◆ Task brief
Copy out only the entries from the line with "annotation-line: 89% of" up to and including the line with "histogram-bar [113, 266, 138, 383]", with "x-tick-label" replaced by "x-tick-text" and everything else unchanged.
>> Begin Entries
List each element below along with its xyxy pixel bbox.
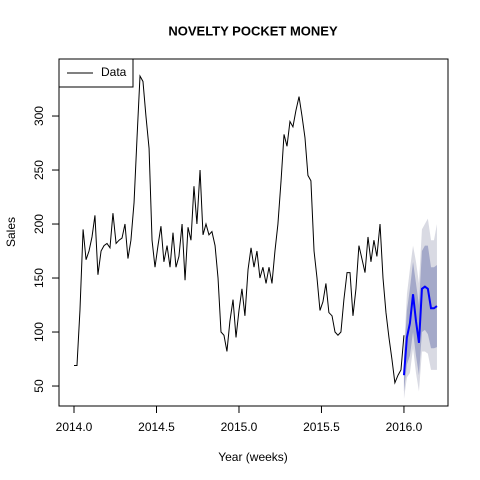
x-tick-label: 2015.5 bbox=[303, 420, 340, 434]
x-axis-label: Year (weeks) bbox=[218, 450, 288, 464]
data-line bbox=[74, 74, 405, 385]
y-tick-label: 250 bbox=[32, 160, 46, 180]
x-tick-label: 2015.0 bbox=[221, 420, 258, 434]
y-tick-label: 100 bbox=[32, 322, 46, 342]
y-tick-label: 150 bbox=[32, 268, 46, 288]
x-tick-label: 2014.5 bbox=[138, 420, 175, 434]
legend-label: Data bbox=[101, 65, 127, 79]
x-tick-label: 2016.0 bbox=[386, 420, 423, 434]
x-tick-label: 2014.0 bbox=[56, 420, 93, 434]
plot-frame bbox=[58, 58, 449, 407]
y-tick-label: 50 bbox=[32, 379, 46, 393]
y-tick-label: 300 bbox=[32, 106, 46, 126]
forecast-line bbox=[402, 285, 438, 376]
chart-title: NOVELTY POCKET MONEY bbox=[168, 23, 338, 38]
y-axis-label: Sales bbox=[4, 217, 18, 247]
y-tick-label: 200 bbox=[32, 214, 46, 234]
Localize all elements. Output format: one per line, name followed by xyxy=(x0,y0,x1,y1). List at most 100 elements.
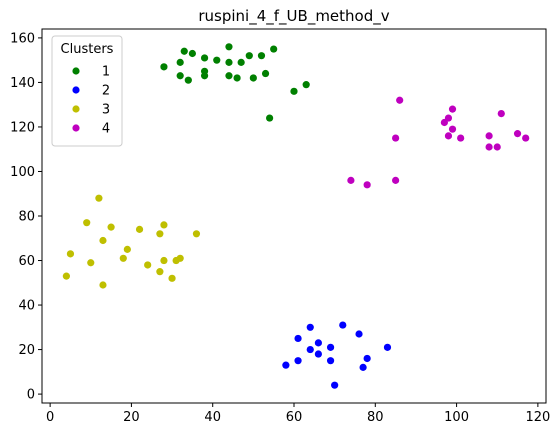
point-cluster-4-15 xyxy=(513,130,522,138)
y-tick-label-160: 160 xyxy=(10,31,35,46)
point-cluster-3-13 xyxy=(156,230,164,238)
point-cluster-3-3 xyxy=(87,259,95,267)
point-cluster-4-12 xyxy=(485,132,493,140)
x-tick-label-20: 20 xyxy=(123,410,140,425)
point-cluster-3-7 xyxy=(107,223,115,231)
point-cluster-1-19 xyxy=(270,45,278,53)
point-cluster-2-1 xyxy=(294,334,302,343)
point-cluster-1-10 xyxy=(225,43,233,51)
point-cluster-4-10 xyxy=(457,134,465,142)
point-cluster-1-21 xyxy=(290,87,298,95)
x-tick-label-40: 40 xyxy=(204,410,221,425)
point-cluster-1-0 xyxy=(160,63,168,71)
point-cluster-3-2 xyxy=(83,219,91,227)
point-cluster-1-5 xyxy=(188,49,196,58)
point-cluster-1-15 xyxy=(245,52,253,60)
point-cluster-1-2 xyxy=(176,72,184,80)
point-cluster-3-15 xyxy=(160,221,168,229)
y-tick-label-20: 20 xyxy=(18,343,35,358)
ticks-layer: 0 20 40 60 80 100 120 0 20 40 60 80 100 120 140 160 xyxy=(10,31,550,425)
y-tick-label-40: 40 xyxy=(18,299,35,314)
y-tick-label-60: 60 xyxy=(18,254,35,269)
point-cluster-2-5 xyxy=(314,339,322,347)
point-cluster-1-1 xyxy=(176,58,184,66)
y-tick-label-120: 120 xyxy=(10,120,35,135)
legend-items: 1 2 3 4 xyxy=(72,65,110,137)
point-cluster-1-17 xyxy=(257,52,266,60)
point-cluster-2-7 xyxy=(326,343,335,351)
point-cluster-4-1 xyxy=(363,181,371,189)
point-cluster-2-8 xyxy=(326,357,335,365)
legend-label-2: 2 xyxy=(102,84,110,99)
point-cluster-3-16 xyxy=(168,274,176,282)
point-cluster-1-18 xyxy=(261,69,270,78)
point-cluster-1-6 xyxy=(200,54,209,62)
x-tick-label-100: 100 xyxy=(444,410,469,425)
y-tick-label-0: 0 xyxy=(27,388,35,403)
legend-label-3: 3 xyxy=(102,103,110,118)
point-cluster-3-9 xyxy=(123,245,131,253)
legend-marker-1 xyxy=(72,67,80,75)
legend: Clusters 1 2 3 4 xyxy=(51,35,123,147)
x-tick-label-80: 80 xyxy=(367,410,384,425)
point-cluster-1-16 xyxy=(249,74,257,82)
point-cluster-2-10 xyxy=(339,321,347,329)
point-cluster-3-14 xyxy=(160,256,168,265)
legend-title: Clusters xyxy=(61,42,114,57)
point-cluster-3-18 xyxy=(176,254,184,262)
legend-label-4: 4 xyxy=(102,122,110,137)
point-cluster-3-5 xyxy=(99,236,107,245)
point-cluster-2-6 xyxy=(314,350,322,358)
point-cluster-2-3 xyxy=(306,323,314,331)
point-cluster-4-11 xyxy=(485,143,493,151)
point-cluster-1-4 xyxy=(184,76,192,84)
point-cluster-4-3 xyxy=(392,134,400,142)
point-cluster-1-20 xyxy=(266,114,274,122)
point-cluster-3-1 xyxy=(66,250,75,258)
points-layer xyxy=(62,43,530,389)
y-tick-label-100: 100 xyxy=(10,165,35,180)
point-cluster-1-3 xyxy=(180,47,188,55)
point-cluster-3-19 xyxy=(192,230,201,238)
point-cluster-1-22 xyxy=(302,81,310,89)
legend-label-1: 1 xyxy=(102,65,110,80)
point-cluster-3-12 xyxy=(156,268,164,276)
chart-title: ruspini_4_f_UB_method_v xyxy=(198,7,389,26)
y-tick-label-80: 80 xyxy=(18,210,35,225)
point-cluster-2-12 xyxy=(359,363,367,371)
point-cluster-2-14 xyxy=(383,343,392,351)
x-tick-label-60: 60 xyxy=(286,410,303,425)
point-cluster-4-6 xyxy=(444,132,453,140)
point-cluster-1-14 xyxy=(237,58,245,66)
legend-box xyxy=(51,35,123,147)
x-tick-label-120: 120 xyxy=(525,410,550,425)
point-cluster-3-4 xyxy=(95,194,103,202)
point-cluster-2-13 xyxy=(363,354,371,363)
point-cluster-4-2 xyxy=(392,176,400,184)
point-cluster-1-12 xyxy=(225,58,233,66)
point-cluster-1-8 xyxy=(200,72,209,80)
point-cluster-4-8 xyxy=(448,125,457,133)
plot-frame xyxy=(41,28,547,404)
point-cluster-3-6 xyxy=(99,281,107,289)
point-cluster-4-13 xyxy=(493,143,501,151)
point-cluster-3-8 xyxy=(119,254,127,262)
point-cluster-1-13 xyxy=(233,74,241,82)
point-cluster-1-11 xyxy=(225,72,233,80)
point-cluster-4-7 xyxy=(444,114,453,122)
point-cluster-3-0 xyxy=(62,272,70,280)
point-cluster-4-4 xyxy=(396,96,404,104)
point-cluster-2-0 xyxy=(282,361,290,369)
legend-marker-3 xyxy=(72,105,80,113)
x-tick-label-0: 0 xyxy=(46,410,54,425)
point-cluster-3-10 xyxy=(135,225,144,233)
point-cluster-1-9 xyxy=(213,56,221,64)
legend-marker-2 xyxy=(72,86,80,94)
point-cluster-3-11 xyxy=(144,261,152,269)
point-cluster-4-0 xyxy=(347,176,355,184)
y-tick-label-140: 140 xyxy=(10,76,35,91)
point-cluster-4-9 xyxy=(448,105,457,113)
point-cluster-2-4 xyxy=(306,345,314,354)
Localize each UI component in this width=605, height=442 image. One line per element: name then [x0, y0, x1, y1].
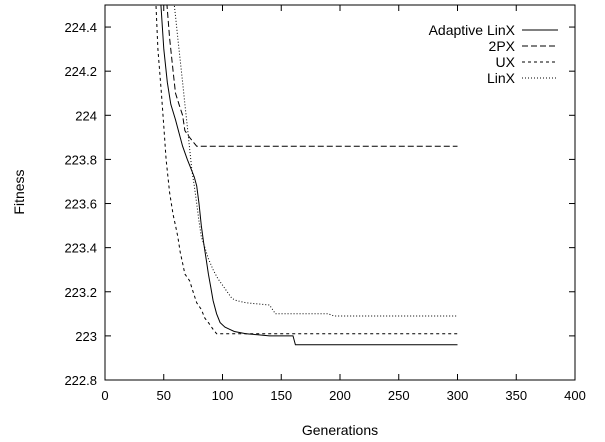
y-tick-label: 224.2	[64, 64, 97, 79]
y-tick-label: 224	[75, 108, 97, 123]
series-line-adaptive-linx	[160, 5, 458, 346]
x-tick-label: 0	[101, 388, 108, 403]
x-tick-label: 250	[388, 388, 410, 403]
series-line-linx	[173, 5, 458, 317]
legend-label-adaptive-linx: Adaptive LinX	[429, 22, 516, 38]
series-line-2px	[166, 5, 458, 147]
y-tick-label: 223.2	[64, 285, 97, 300]
x-tick-label: 150	[270, 388, 292, 403]
x-tick-label: 100	[212, 388, 234, 403]
y-tick-label: 223.6	[64, 197, 97, 212]
axis-ticks: 0 50 100 150 200 250 300 350 400 222.8 223 223.2 223…	[64, 5, 586, 403]
x-tick-label: 200	[329, 388, 351, 403]
y-tick-label: 223.4	[64, 241, 97, 256]
series-lines	[155, 5, 458, 346]
x-tick-label: 350	[505, 388, 527, 403]
x-tick-label: 400	[564, 388, 586, 403]
y-tick-label: 223	[75, 329, 97, 344]
y-tick-label: 224.4	[64, 20, 97, 35]
x-tick-label: 50	[157, 388, 171, 403]
x-axis-title: Generations	[302, 422, 378, 438]
y-tick-label: 222.8	[64, 373, 97, 388]
series-line-ux	[155, 5, 458, 335]
legend-label-linx: LinX	[487, 70, 516, 86]
y-tick-label: 223.8	[64, 152, 97, 167]
x-tick-label: 300	[447, 388, 469, 403]
legend-label-2px: 2PX	[489, 38, 516, 54]
y-axis-title: Fitness	[11, 169, 27, 214]
legend-label-ux: UX	[496, 54, 516, 70]
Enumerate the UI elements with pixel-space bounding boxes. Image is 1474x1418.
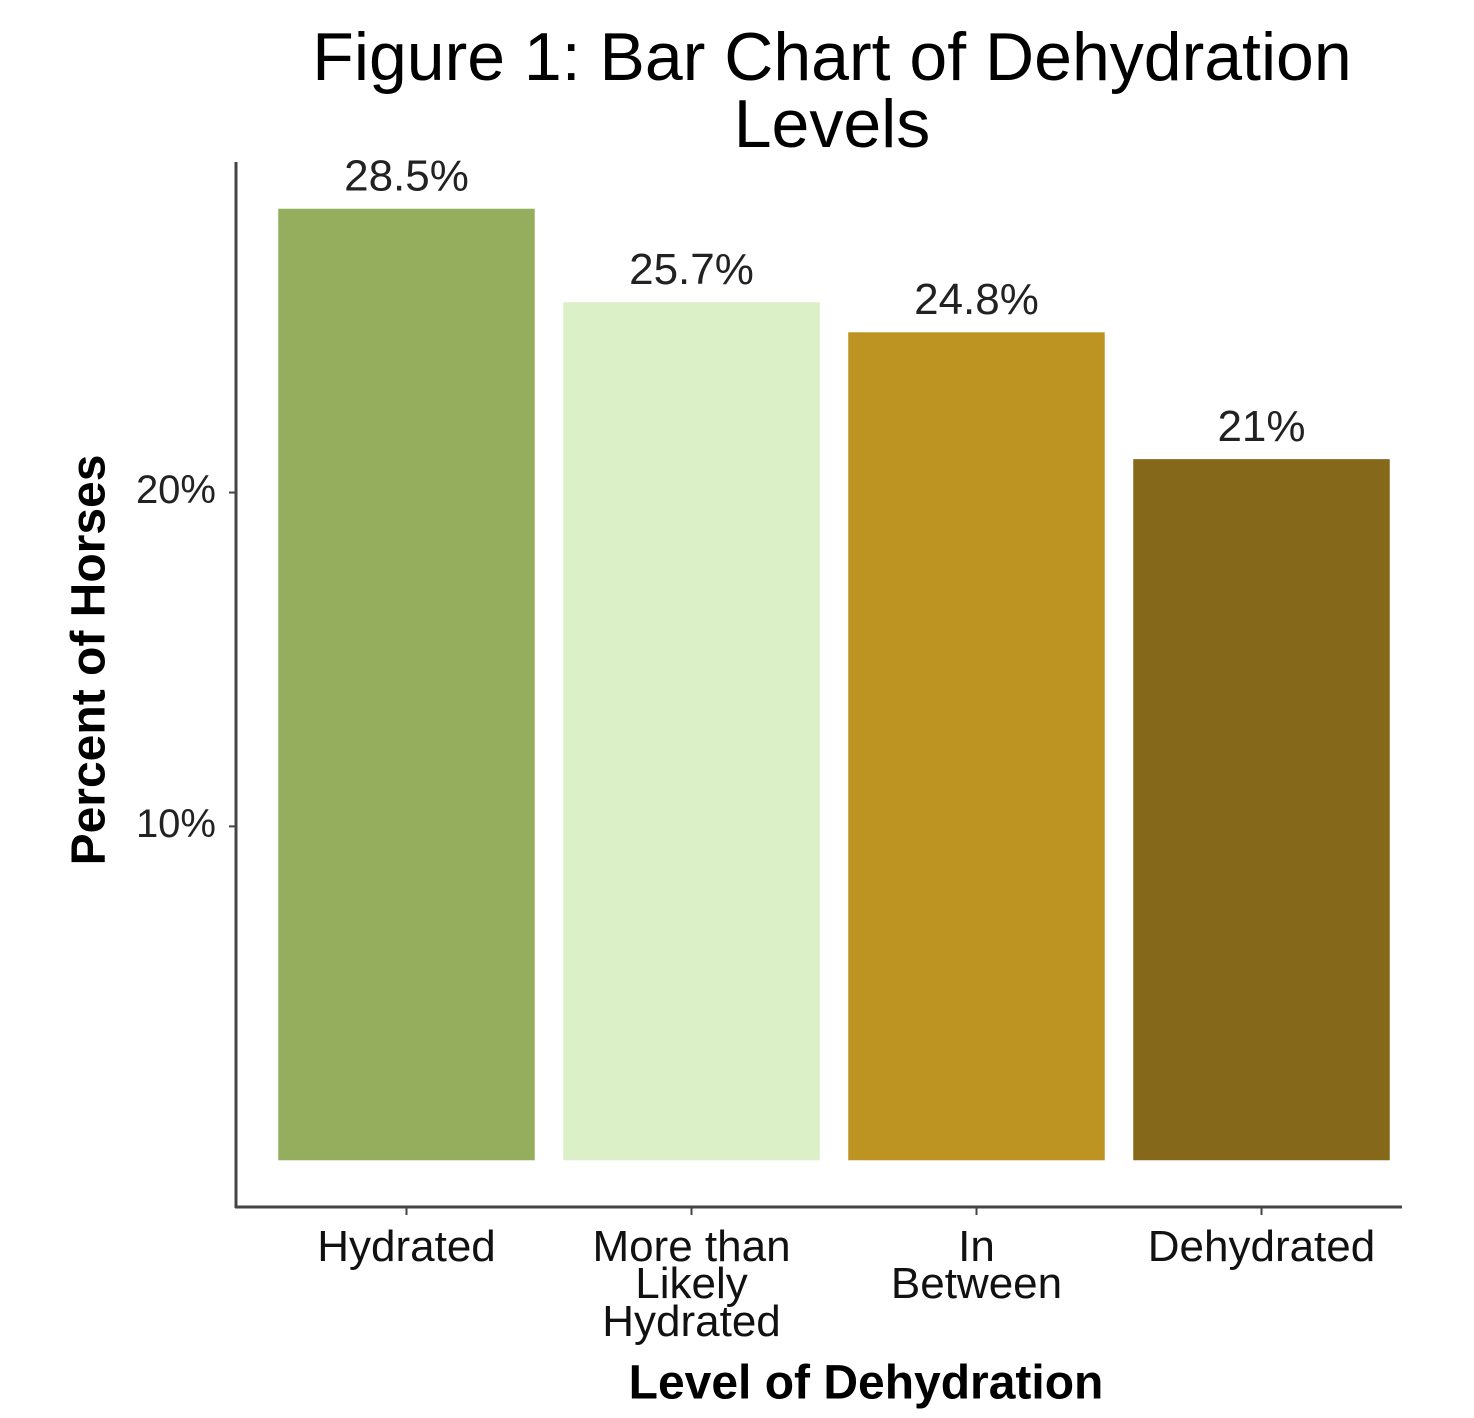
value-label: 28.5% — [344, 151, 469, 200]
x-tick-label: In Between — [890, 1222, 1063, 1309]
x-tick-label: Dehydrated — [1147, 1222, 1376, 1271]
y-tick-label: 20% — [136, 468, 216, 512]
bar — [563, 302, 820, 1161]
value-label: 24.8% — [914, 275, 1039, 324]
bar — [278, 208, 535, 1161]
value-label: 25.7% — [629, 245, 754, 294]
bar — [1133, 459, 1390, 1161]
y-axis-label: Percent of Horses — [63, 455, 116, 866]
bar — [848, 332, 1105, 1161]
x-axis-label: Level of Dehydration — [629, 1357, 1104, 1410]
chart-title: Figure 1: Bar Chart of Dehydration Level… — [312, 19, 1352, 162]
y-tick-label: 10% — [136, 802, 216, 846]
x-tick-label: Hydrated — [317, 1222, 496, 1271]
value-label: 21% — [1217, 402, 1305, 451]
x-tick-label: More than Likely Hydrated — [592, 1222, 791, 1346]
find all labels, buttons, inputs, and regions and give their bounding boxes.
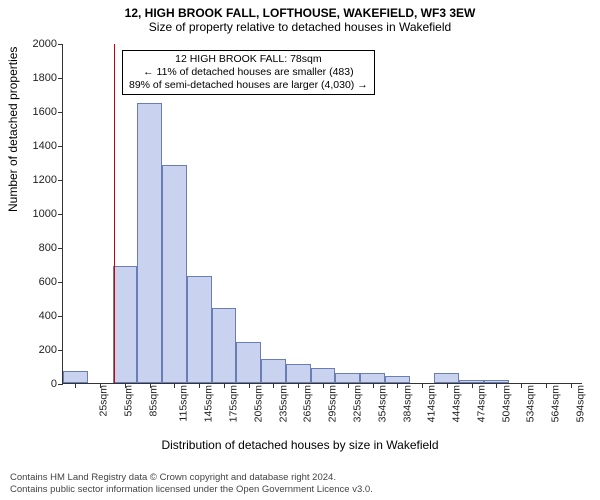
annotation-line: 89% of semi-detached houses are larger (… [129, 79, 368, 92]
y-tick-mark [58, 146, 63, 147]
x-tick-label: 594sqm [574, 385, 586, 422]
x-tick-label: 25sqm [98, 385, 110, 417]
y-tick-label: 0 [21, 378, 57, 390]
histogram-bar [113, 266, 138, 383]
page-subtitle: Size of property relative to detached ho… [0, 20, 600, 34]
x-tick-mark [447, 383, 448, 388]
y-tick-mark [58, 44, 63, 45]
property-marker-line [114, 44, 115, 383]
x-tick-label: 145sqm [203, 385, 215, 422]
x-axis-label: Distribution of detached houses by size … [0, 438, 600, 452]
x-tick-label: 205sqm [252, 385, 264, 422]
x-tick-label: 414sqm [426, 385, 438, 422]
x-tick-label: 295sqm [327, 385, 339, 422]
y-tick-label: 800 [21, 242, 57, 254]
footer-line: Contains HM Land Registry data © Crown c… [10, 472, 590, 484]
histogram-bar [434, 373, 459, 383]
y-tick-mark [58, 282, 63, 283]
x-tick-mark [125, 383, 126, 388]
histogram-bar [63, 371, 88, 383]
histogram-bar [212, 308, 237, 383]
annotation-line: ← 11% of detached houses are smaller (48… [129, 66, 368, 79]
x-tick-label: 235sqm [277, 385, 289, 422]
x-tick-label: 265sqm [302, 385, 314, 422]
annotation-box: 12 HIGH BROOK FALL: 78sqm ← 11% of detac… [122, 50, 375, 95]
y-tick-label: 1800 [21, 72, 57, 84]
y-tick-mark [58, 316, 63, 317]
x-tick-mark [348, 383, 349, 388]
y-tick-mark [58, 214, 63, 215]
histogram-bar [335, 373, 360, 383]
x-tick-label: 85sqm [147, 385, 159, 417]
histogram-bar [162, 165, 187, 383]
histogram-bar [360, 373, 385, 383]
x-tick-label: 504sqm [500, 385, 512, 422]
y-tick-label: 1400 [21, 140, 57, 152]
footer-attribution: Contains HM Land Registry data © Crown c… [10, 472, 590, 496]
histogram-bar [311, 368, 336, 383]
x-tick-label: 564sqm [549, 385, 561, 422]
x-tick-mark [571, 383, 572, 388]
x-tick-mark [323, 383, 324, 388]
x-tick-mark [397, 383, 398, 388]
y-tick-label: 1200 [21, 174, 57, 186]
x-tick-mark [199, 383, 200, 388]
histogram-bar [187, 276, 212, 383]
y-tick-mark [58, 248, 63, 249]
y-tick-mark [58, 384, 63, 385]
x-tick-mark [249, 383, 250, 388]
x-tick-label: 55sqm [123, 385, 135, 417]
y-tick-label: 1000 [21, 208, 57, 220]
x-tick-mark [150, 383, 151, 388]
x-tick-mark [298, 383, 299, 388]
page-title: 12, HIGH BROOK FALL, LOFTHOUSE, WAKEFIEL… [0, 6, 600, 20]
x-tick-mark [273, 383, 274, 388]
histogram-bar [137, 103, 162, 384]
x-tick-mark [521, 383, 522, 388]
x-tick-label: 384sqm [401, 385, 413, 422]
x-tick-mark [373, 383, 374, 388]
y-tick-label: 200 [21, 344, 57, 356]
histogram-bar [385, 376, 410, 383]
x-tick-mark [75, 383, 76, 388]
annotation-line: 12 HIGH BROOK FALL: 78sqm [129, 53, 368, 66]
x-tick-label: 474sqm [475, 385, 487, 422]
x-tick-mark [472, 383, 473, 388]
y-tick-mark [58, 350, 63, 351]
x-tick-mark [496, 383, 497, 388]
x-tick-label: 115sqm [177, 385, 189, 422]
x-tick-mark [422, 383, 423, 388]
x-tick-label: 534sqm [525, 385, 537, 422]
histogram-bar [236, 342, 261, 383]
y-tick-mark [58, 180, 63, 181]
histogram-chart: 020040060080010001200140016001800200025s… [62, 44, 582, 420]
y-tick-label: 1600 [21, 106, 57, 118]
x-tick-label: 325sqm [351, 385, 363, 422]
x-tick-label: 444sqm [450, 385, 462, 422]
y-tick-mark [58, 78, 63, 79]
x-tick-mark [174, 383, 175, 388]
x-tick-label: 354sqm [376, 385, 388, 422]
x-tick-mark [100, 383, 101, 388]
x-tick-mark [546, 383, 547, 388]
y-tick-label: 600 [21, 276, 57, 288]
y-axis-label: Number of detached properties [6, 47, 20, 212]
x-tick-mark [224, 383, 225, 388]
y-tick-label: 400 [21, 310, 57, 322]
x-tick-label: 175sqm [228, 385, 240, 422]
y-tick-mark [58, 112, 63, 113]
histogram-bar [261, 359, 286, 383]
y-tick-label: 2000 [21, 38, 57, 50]
histogram-bar [286, 364, 311, 383]
footer-line: Contains public sector information licen… [10, 484, 590, 496]
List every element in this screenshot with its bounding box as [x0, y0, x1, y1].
>> End Entries
◆ Solution for this problem
annotation-line: 89% of semi-detached houses are larger (… [129, 79, 368, 92]
y-tick-mark [58, 146, 63, 147]
x-tick-text: 594sqm [574, 385, 586, 422]
x-tick-text: 25sqm [98, 385, 110, 417]
y-tick-label: 0 [21, 378, 57, 390]
histogram-bar [113, 266, 138, 383]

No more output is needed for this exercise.